> _What to produce_
Restate the material word for word and leave out anything that is a picture.

> _Material for the task_
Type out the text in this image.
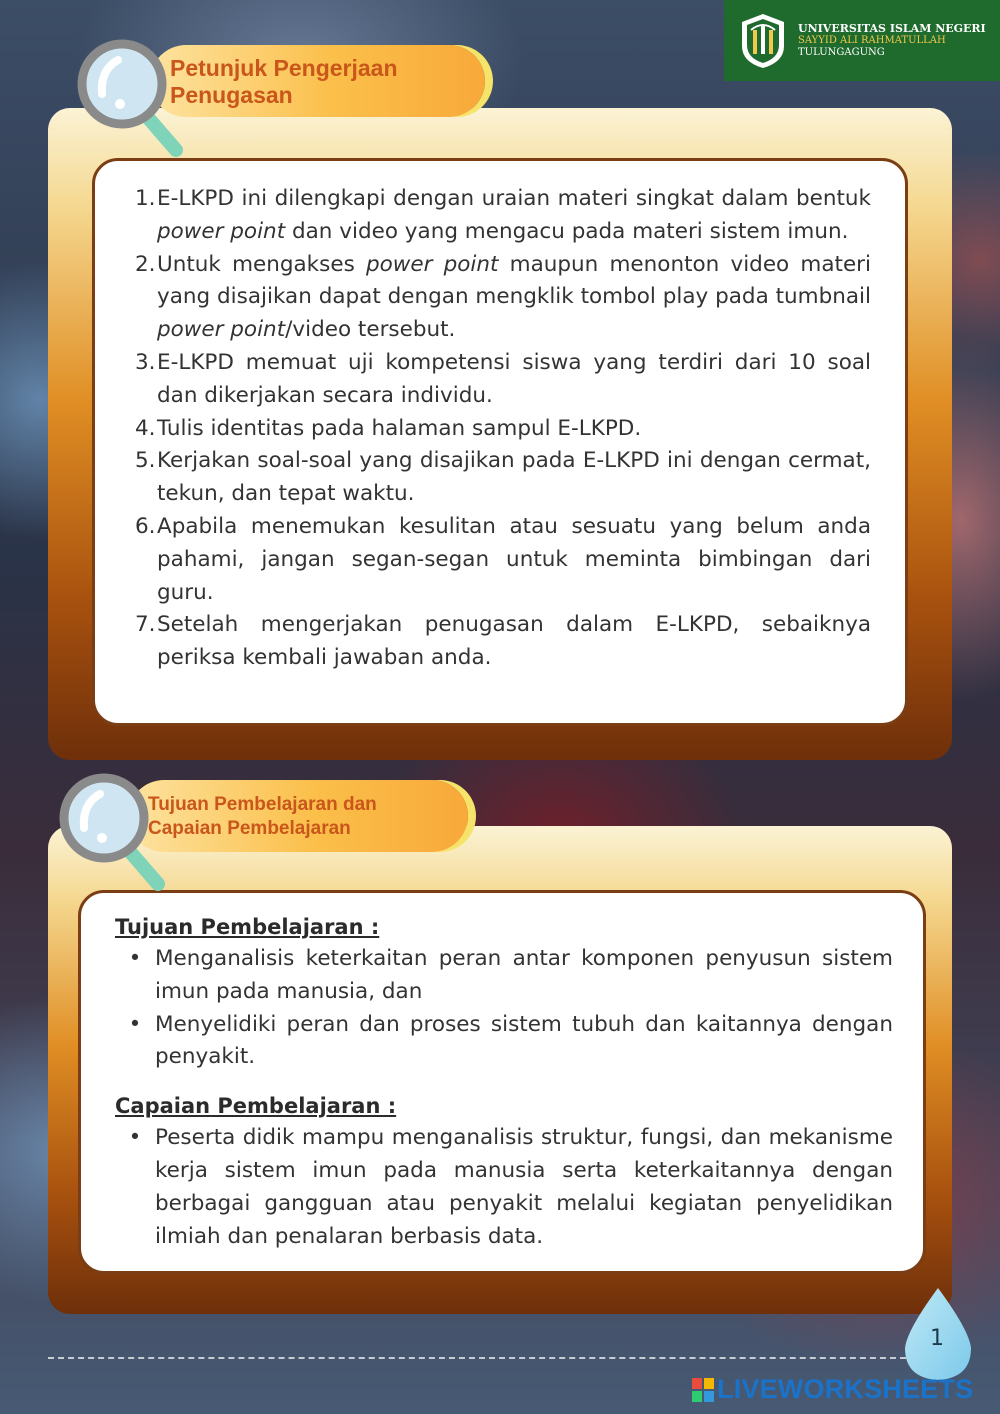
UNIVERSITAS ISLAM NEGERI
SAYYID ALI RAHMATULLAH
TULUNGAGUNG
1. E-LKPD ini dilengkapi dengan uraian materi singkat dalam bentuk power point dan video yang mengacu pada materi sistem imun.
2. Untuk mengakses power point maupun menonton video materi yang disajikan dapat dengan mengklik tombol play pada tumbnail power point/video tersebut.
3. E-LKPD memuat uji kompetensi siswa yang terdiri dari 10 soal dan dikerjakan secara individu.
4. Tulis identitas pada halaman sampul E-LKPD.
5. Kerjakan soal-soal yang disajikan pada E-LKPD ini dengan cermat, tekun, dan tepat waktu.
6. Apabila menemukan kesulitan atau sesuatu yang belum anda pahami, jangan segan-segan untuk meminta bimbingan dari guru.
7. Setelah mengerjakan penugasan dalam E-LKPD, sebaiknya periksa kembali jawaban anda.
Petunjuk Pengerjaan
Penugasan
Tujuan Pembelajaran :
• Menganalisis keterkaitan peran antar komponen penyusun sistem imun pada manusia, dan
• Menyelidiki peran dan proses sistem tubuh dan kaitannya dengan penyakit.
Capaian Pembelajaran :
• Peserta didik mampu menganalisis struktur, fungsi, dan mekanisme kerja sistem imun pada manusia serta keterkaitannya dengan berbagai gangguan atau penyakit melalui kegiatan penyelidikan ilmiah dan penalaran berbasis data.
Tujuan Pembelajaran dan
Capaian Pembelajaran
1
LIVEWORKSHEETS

> _Finished answer_
Type out the text in this image.
UNIVERSITAS ISLAM NEGERI
SAYYID ALI RAHMATULLAH
TULUNGAGUNG
1. E-LKPD ini dilengkapi dengan uraian materi singkat dalam bentuk power point dan video yang mengacu pada materi sistem imun.
2. Untuk mengakses power point maupun menonton video materi yang disajikan dapat dengan mengklik tombol play pada tumbnail power point/video tersebut.
3. E-LKPD memuat uji kompetensi siswa yang terdiri dari 10 soal dan dikerjakan secara individu.
4. Tulis identitas pada halaman sampul E-LKPD.
5. Kerjakan soal-soal yang disajikan pada E-LKPD ini dengan cermat, tekun, dan tepat waktu.
6. Apabila menemukan kesulitan atau sesuatu yang belum anda pahami, jangan segan-segan untuk meminta bimbingan dari guru.
7. Setelah mengerjakan penugasan dalam E-LKPD, sebaiknya periksa kembali jawaban anda.
Petunjuk Pengerjaan
Penugasan
Tujuan Pembelajaran :
• Menganalisis keterkaitan peran antar komponen penyusun sistem imun pada manusia, dan
• Menyelidiki peran dan proses sistem tubuh dan kaitannya dengan penyakit.
Capaian Pembelajaran :
• Peserta didik mampu menganalisis struktur, fungsi, dan mekanisme kerja sistem imun pada manusia serta keterkaitannya dengan berbagai gangguan atau penyakit melalui kegiatan penyelidikan ilmiah dan penalaran berbasis data.
Tujuan Pembelajaran dan
Capaian Pembelajaran
1
LIVEWORKSHEETS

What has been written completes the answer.